## START Source records
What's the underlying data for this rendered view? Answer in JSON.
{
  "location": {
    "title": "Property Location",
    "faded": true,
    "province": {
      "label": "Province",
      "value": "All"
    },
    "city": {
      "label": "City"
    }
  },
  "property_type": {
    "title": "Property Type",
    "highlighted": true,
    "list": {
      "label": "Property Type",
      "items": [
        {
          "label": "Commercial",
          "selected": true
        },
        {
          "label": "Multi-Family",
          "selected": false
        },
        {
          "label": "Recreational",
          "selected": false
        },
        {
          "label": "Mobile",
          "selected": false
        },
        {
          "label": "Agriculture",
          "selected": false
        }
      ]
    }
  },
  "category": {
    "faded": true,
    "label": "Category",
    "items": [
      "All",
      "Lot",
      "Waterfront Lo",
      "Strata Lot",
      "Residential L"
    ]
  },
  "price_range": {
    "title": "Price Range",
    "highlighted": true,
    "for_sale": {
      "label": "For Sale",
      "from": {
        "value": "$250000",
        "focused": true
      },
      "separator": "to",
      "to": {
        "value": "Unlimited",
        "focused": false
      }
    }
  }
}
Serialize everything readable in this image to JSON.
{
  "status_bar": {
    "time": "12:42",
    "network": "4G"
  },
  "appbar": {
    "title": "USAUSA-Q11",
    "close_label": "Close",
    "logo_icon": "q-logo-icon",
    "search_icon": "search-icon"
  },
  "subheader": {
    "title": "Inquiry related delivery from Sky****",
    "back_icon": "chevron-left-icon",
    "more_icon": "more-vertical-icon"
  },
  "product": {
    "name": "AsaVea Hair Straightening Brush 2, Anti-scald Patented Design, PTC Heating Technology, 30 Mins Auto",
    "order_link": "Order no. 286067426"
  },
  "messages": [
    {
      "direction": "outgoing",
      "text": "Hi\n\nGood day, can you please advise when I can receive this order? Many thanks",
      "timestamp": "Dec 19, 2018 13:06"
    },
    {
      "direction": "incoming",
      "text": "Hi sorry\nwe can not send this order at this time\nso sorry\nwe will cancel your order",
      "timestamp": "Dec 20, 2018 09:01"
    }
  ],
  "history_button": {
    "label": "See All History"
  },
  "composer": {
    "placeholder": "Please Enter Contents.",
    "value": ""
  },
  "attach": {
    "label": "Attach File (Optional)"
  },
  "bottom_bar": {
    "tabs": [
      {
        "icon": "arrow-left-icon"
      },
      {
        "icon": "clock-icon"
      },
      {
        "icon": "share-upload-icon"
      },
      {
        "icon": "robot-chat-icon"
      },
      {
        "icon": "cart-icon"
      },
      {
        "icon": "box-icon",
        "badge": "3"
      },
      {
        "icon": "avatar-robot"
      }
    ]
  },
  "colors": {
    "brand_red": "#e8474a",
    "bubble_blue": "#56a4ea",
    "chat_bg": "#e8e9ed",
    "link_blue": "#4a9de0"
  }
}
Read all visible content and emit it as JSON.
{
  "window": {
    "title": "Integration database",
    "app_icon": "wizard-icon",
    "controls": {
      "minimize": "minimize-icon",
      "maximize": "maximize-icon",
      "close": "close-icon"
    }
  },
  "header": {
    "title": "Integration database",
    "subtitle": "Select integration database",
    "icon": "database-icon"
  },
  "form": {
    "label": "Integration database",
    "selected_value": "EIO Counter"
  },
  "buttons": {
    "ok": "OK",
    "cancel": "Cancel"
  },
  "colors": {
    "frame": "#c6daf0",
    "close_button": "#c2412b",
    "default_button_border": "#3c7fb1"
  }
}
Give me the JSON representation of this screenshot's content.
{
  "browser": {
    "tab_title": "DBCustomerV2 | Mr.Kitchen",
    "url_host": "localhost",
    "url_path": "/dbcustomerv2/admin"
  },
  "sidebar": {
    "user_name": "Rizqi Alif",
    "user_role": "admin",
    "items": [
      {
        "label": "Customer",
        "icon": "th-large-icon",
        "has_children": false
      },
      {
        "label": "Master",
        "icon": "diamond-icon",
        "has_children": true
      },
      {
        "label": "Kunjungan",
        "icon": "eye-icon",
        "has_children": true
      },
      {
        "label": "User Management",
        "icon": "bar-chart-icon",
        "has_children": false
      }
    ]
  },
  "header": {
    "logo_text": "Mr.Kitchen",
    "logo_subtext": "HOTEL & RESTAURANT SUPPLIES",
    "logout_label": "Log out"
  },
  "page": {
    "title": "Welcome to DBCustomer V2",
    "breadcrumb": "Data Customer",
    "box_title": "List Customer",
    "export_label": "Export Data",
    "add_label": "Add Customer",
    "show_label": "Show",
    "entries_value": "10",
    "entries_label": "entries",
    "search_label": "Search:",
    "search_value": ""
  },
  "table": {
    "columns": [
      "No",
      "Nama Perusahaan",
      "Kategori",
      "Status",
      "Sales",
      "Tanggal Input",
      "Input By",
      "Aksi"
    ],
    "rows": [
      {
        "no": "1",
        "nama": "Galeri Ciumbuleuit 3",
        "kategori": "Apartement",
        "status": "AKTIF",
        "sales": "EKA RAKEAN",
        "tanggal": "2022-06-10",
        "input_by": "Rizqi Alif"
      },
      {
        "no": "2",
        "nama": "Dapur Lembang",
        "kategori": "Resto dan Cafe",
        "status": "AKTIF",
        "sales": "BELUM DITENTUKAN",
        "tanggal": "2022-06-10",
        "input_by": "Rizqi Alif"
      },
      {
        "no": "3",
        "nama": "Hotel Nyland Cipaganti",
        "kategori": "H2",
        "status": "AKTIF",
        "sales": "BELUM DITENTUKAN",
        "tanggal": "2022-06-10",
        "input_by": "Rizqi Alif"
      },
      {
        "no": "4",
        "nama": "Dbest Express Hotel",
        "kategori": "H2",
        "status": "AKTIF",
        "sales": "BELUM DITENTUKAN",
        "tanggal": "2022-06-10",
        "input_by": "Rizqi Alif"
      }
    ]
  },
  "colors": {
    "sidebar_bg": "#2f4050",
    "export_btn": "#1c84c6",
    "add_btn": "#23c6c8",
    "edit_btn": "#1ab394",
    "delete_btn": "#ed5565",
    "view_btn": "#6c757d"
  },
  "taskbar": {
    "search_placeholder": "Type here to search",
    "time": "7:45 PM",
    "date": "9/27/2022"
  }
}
## END Source records
=== Exercise objective ===
Pull out all lines of the data with the string "Kitchen".

=== Result of the task ===
    "tab_title": "DBCustomerV2 | Mr.Kitchen",
    "logo_text": "Mr.Kitchen",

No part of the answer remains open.